Instructions for the task
Images do not belong in the copy. Retype all the entries below exactly.

───── Record extracts

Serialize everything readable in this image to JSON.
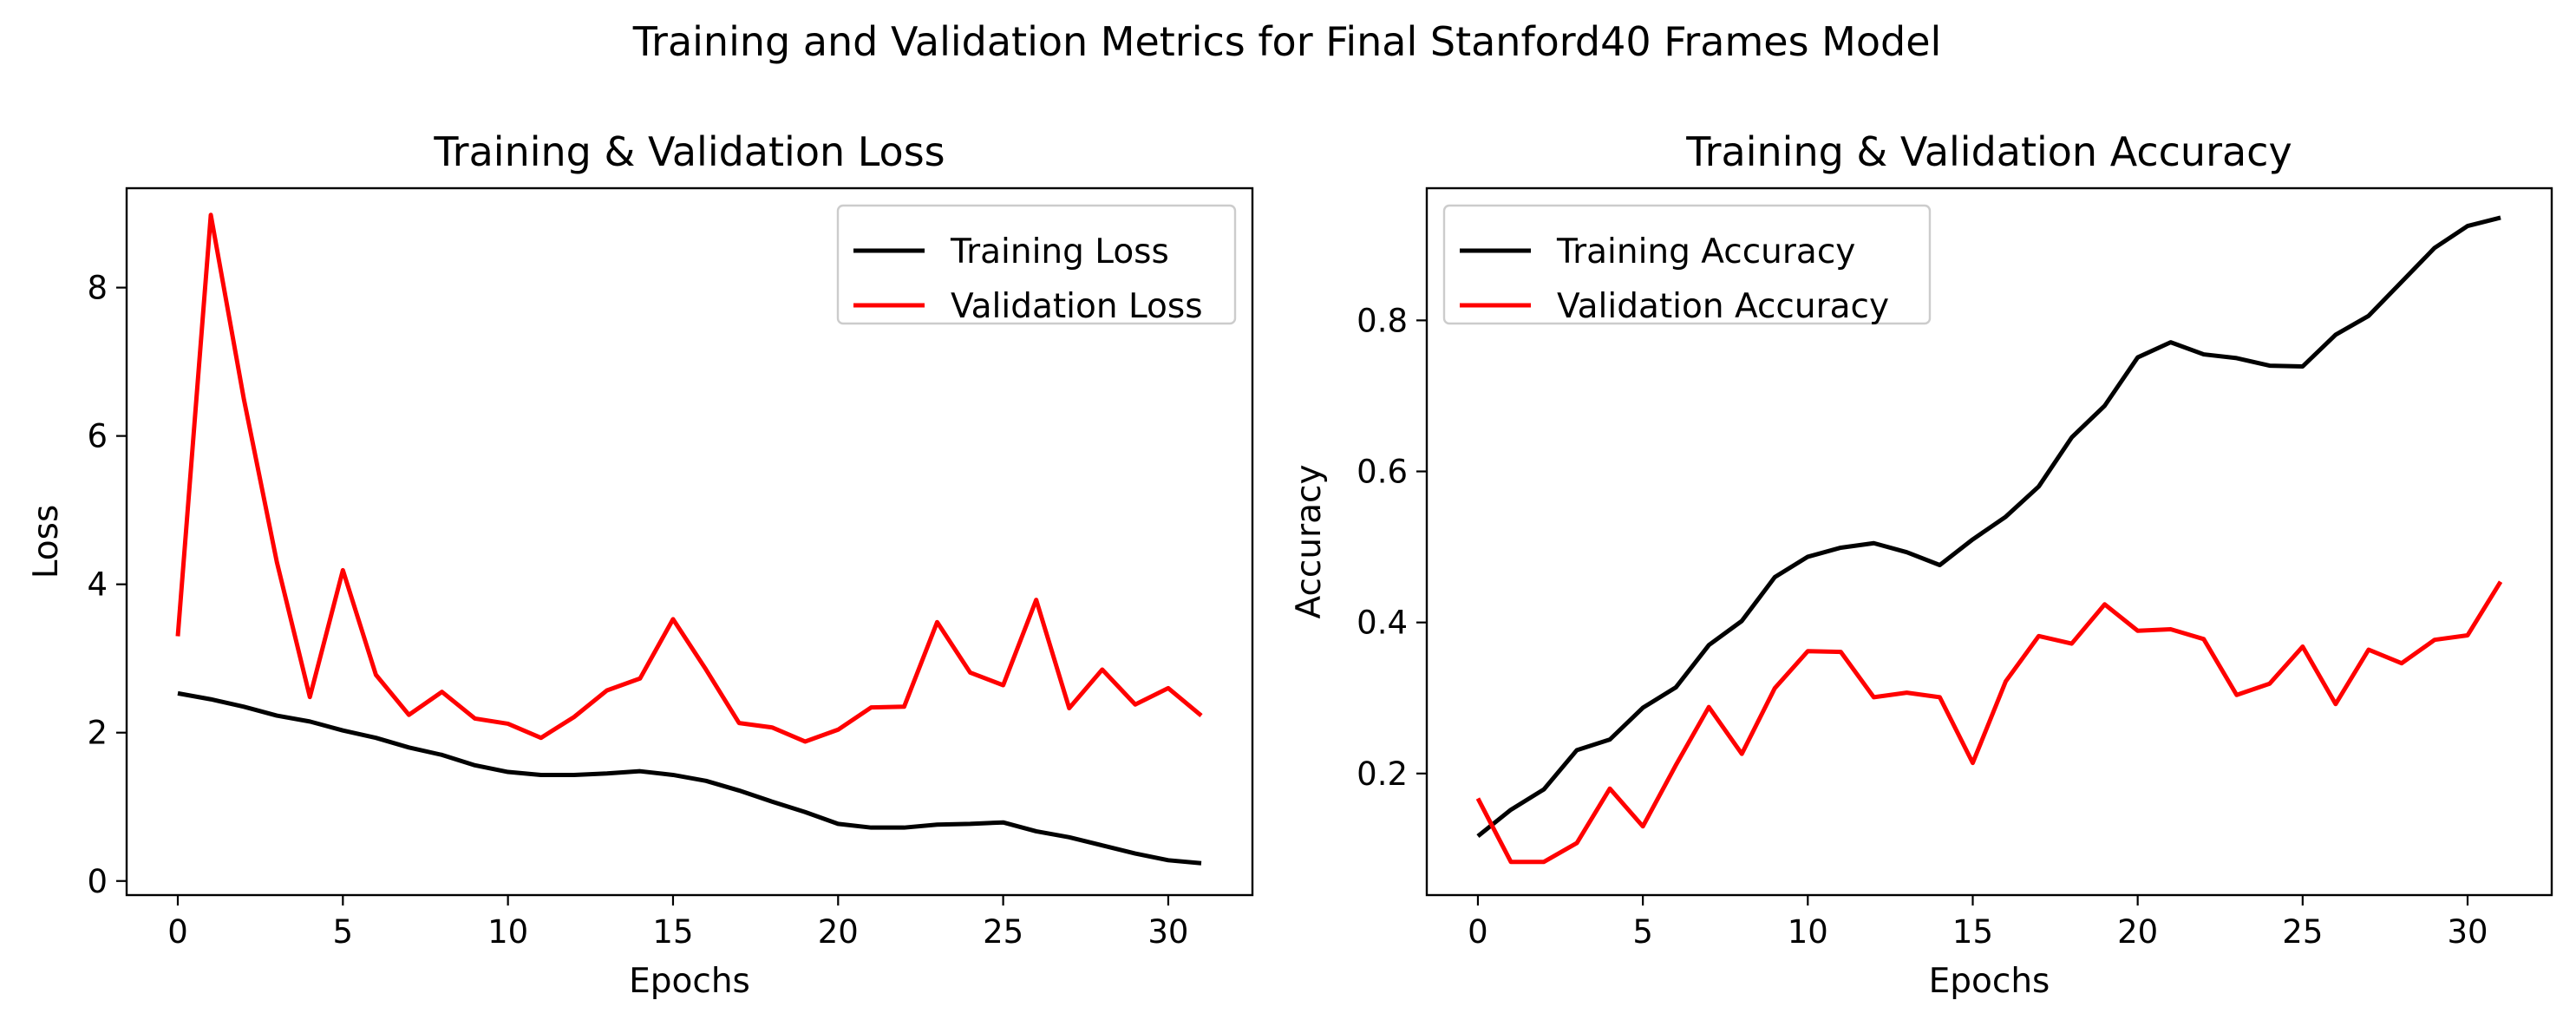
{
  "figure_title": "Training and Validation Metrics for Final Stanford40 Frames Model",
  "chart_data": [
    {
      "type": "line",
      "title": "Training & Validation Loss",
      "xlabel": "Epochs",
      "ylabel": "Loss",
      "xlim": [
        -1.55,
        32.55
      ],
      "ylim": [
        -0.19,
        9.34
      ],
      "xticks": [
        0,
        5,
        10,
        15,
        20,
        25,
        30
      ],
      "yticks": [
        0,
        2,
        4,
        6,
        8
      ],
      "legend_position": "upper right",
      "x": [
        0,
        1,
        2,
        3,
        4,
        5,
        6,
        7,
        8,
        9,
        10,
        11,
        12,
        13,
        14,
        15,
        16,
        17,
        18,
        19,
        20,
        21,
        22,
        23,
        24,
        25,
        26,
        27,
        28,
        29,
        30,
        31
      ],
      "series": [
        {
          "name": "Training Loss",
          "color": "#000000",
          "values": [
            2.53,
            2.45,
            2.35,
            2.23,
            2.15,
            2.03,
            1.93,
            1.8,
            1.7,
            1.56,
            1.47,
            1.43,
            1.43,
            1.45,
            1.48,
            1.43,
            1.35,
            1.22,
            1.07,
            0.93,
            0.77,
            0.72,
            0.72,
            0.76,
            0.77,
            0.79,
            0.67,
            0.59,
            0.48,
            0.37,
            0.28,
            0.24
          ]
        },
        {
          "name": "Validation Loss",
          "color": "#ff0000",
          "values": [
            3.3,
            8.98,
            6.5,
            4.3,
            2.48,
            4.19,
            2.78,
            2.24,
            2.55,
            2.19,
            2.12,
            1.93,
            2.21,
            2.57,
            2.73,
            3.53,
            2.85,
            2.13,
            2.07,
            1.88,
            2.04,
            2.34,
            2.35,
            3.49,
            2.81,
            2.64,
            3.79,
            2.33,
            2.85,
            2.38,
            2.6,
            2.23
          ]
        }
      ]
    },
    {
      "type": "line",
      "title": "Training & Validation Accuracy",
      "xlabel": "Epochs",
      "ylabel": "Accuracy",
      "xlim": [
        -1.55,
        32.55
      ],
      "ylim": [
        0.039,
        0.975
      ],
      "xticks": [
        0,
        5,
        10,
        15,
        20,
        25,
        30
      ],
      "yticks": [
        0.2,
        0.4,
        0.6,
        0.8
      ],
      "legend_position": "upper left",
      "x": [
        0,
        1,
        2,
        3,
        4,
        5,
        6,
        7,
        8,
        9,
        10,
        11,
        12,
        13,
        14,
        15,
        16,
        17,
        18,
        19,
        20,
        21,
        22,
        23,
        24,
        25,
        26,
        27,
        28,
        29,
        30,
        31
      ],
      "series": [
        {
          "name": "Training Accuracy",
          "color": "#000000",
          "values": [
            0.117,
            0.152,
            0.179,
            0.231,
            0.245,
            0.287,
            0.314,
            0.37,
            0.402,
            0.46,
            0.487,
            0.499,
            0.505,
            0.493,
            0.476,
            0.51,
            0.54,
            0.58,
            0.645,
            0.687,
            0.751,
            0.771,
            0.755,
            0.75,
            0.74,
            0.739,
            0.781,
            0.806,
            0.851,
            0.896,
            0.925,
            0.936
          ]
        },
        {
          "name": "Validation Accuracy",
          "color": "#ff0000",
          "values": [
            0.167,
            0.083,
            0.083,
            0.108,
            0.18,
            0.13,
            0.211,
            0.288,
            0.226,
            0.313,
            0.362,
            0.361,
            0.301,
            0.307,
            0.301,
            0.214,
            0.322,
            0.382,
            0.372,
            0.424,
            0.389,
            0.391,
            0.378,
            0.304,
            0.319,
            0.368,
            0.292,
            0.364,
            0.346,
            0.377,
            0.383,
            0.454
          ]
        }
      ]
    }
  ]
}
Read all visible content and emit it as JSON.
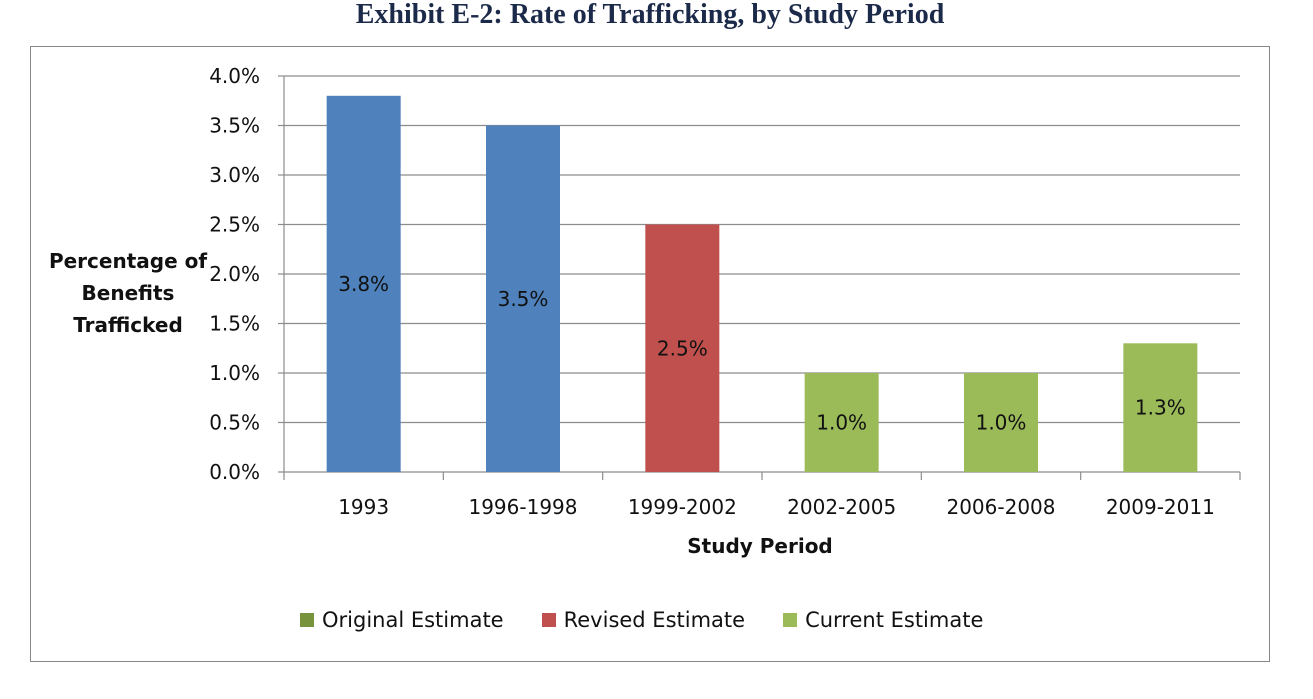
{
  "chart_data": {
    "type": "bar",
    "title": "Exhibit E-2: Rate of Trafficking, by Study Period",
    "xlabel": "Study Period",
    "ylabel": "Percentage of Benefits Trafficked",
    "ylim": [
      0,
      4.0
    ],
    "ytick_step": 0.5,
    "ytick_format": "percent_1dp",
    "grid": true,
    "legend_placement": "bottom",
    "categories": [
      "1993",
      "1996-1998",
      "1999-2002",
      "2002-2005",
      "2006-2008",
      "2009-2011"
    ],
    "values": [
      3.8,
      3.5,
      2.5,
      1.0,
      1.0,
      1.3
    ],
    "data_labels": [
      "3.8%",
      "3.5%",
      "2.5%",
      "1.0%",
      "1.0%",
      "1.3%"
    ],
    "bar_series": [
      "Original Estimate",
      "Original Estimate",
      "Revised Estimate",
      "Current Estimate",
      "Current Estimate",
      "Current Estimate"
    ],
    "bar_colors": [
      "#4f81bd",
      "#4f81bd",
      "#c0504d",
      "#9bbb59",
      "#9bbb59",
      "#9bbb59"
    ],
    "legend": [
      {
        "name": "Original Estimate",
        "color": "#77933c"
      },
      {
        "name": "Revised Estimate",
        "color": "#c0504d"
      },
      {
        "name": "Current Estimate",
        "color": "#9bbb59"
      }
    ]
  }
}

──────────

Output of the exercise
Serialize everything readable in this image to JSON.
{
  "figure_title": "Training and Validation Metrics for Final Stanford40 Frames Model",
  "chart_data": [
    {
      "type": "line",
      "title": "Training & Validation Loss",
      "xlabel": "Epochs",
      "ylabel": "Loss",
      "xlim": [
        -1.55,
        32.55
      ],
      "ylim": [
        -0.19,
        9.34
      ],
      "xticks": [
        0,
        5,
        10,
        15,
        20,
        25,
        30
      ],
      "yticks": [
        0,
        2,
        4,
        6,
        8
      ],
      "legend_position": "upper right",
      "x": [
        0,
        1,
        2,
        3,
        4,
        5,
        6,
        7,
        8,
        9,
        10,
        11,
        12,
        13,
        14,
        15,
        16,
        17,
        18,
        19,
        20,
        21,
        22,
        23,
        24,
        25,
        26,
        27,
        28,
        29,
        30,
        31
      ],
      "series": [
        {
          "name": "Training Loss",
          "color": "#000000",
          "values": [
            2.53,
            2.45,
            2.35,
            2.23,
            2.15,
            2.03,
            1.93,
            1.8,
            1.7,
            1.56,
            1.47,
            1.43,
            1.43,
            1.45,
            1.48,
            1.43,
            1.35,
            1.22,
            1.07,
            0.93,
            0.77,
            0.72,
            0.72,
            0.76,
            0.77,
            0.79,
            0.67,
            0.59,
            0.48,
            0.37,
            0.28,
            0.24
          ]
        },
        {
          "name": "Validation Loss",
          "color": "#ff0000",
          "values": [
            3.3,
            8.98,
            6.5,
            4.3,
            2.48,
            4.19,
            2.78,
            2.24,
            2.55,
            2.19,
            2.12,
            1.93,
            2.21,
            2.57,
            2.73,
            3.53,
            2.85,
            2.13,
            2.07,
            1.88,
            2.04,
            2.34,
            2.35,
            3.49,
            2.81,
            2.64,
            3.79,
            2.33,
            2.85,
            2.38,
            2.6,
            2.23
          ]
        }
      ]
    },
    {
      "type": "line",
      "title": "Training & Validation Accuracy",
      "xlabel": "Epochs",
      "ylabel": "Accuracy",
      "xlim": [
        -1.55,
        32.55
      ],
      "ylim": [
        0.039,
        0.975
      ],
      "xticks": [
        0,
        5,
        10,
        15,
        20,
        25,
        30
      ],
      "yticks": [
        0.2,
        0.4,
        0.6,
        0.8
      ],
      "legend_position": "upper left",
      "x": [
        0,
        1,
        2,
        3,
        4,
        5,
        6,
        7,
        8,
        9,
        10,
        11,
        12,
        13,
        14,
        15,
        16,
        17,
        18,
        19,
        20,
        21,
        22,
        23,
        24,
        25,
        26,
        27,
        28,
        29,
        30,
        31
      ],
      "series": [
        {
          "name": "Training Accuracy",
          "color": "#000000",
          "values": [
            0.117,
            0.152,
            0.179,
            0.231,
            0.245,
            0.287,
            0.314,
            0.37,
            0.402,
            0.46,
            0.487,
            0.499,
            0.505,
            0.493,
            0.476,
            0.51,
            0.54,
            0.58,
            0.645,
            0.687,
            0.751,
            0.771,
            0.755,
            0.75,
            0.74,
            0.739,
            0.781,
            0.806,
            0.851,
            0.896,
            0.925,
            0.936
          ]
        },
        {
          "name": "Validation Accuracy",
          "color": "#ff0000",
          "values": [
            0.167,
            0.083,
            0.083,
            0.108,
            0.18,
            0.13,
            0.211,
            0.288,
            0.226,
            0.313,
            0.362,
            0.361,
            0.301,
            0.307,
            0.301,
            0.214,
            0.322,
            0.382,
            0.372,
            0.424,
            0.389,
            0.391,
            0.378,
            0.304,
            0.319,
            0.368,
            0.292,
            0.364,
            0.346,
            0.377,
            0.383,
            0.454
          ]
        }
      ]
    }
  ]
}
Read all visible content and emit it as JSON.
{
  "chart_data": {
    "type": "bar",
    "title": "Exhibit E-2: Rate of Trafficking, by Study Period",
    "xlabel": "Study Period",
    "ylabel": "Percentage of Benefits Trafficked",
    "ylim": [
      0,
      4.0
    ],
    "ytick_step": 0.5,
    "ytick_format": "percent_1dp",
    "grid": true,
    "legend_placement": "bottom",
    "categories": [
      "1993",
      "1996-1998",
      "1999-2002",
      "2002-2005",
      "2006-2008",
      "2009-2011"
    ],
    "values": [
      3.8,
      3.5,
      2.5,
      1.0,
      1.0,
      1.3
    ],
    "data_labels": [
      "3.8%",
      "3.5%",
      "2.5%",
      "1.0%",
      "1.0%",
      "1.3%"
    ],
    "bar_series": [
      "Original Estimate",
      "Original Estimate",
      "Revised Estimate",
      "Current Estimate",
      "Current Estimate",
      "Current Estimate"
    ],
    "bar_colors": [
      "#4f81bd",
      "#4f81bd",
      "#c0504d",
      "#9bbb59",
      "#9bbb59",
      "#9bbb59"
    ],
    "legend": [
      {
        "name": "Original Estimate",
        "color": "#77933c"
      },
      {
        "name": "Revised Estimate",
        "color": "#c0504d"
      },
      {
        "name": "Current Estimate",
        "color": "#9bbb59"
      }
    ]
  }
}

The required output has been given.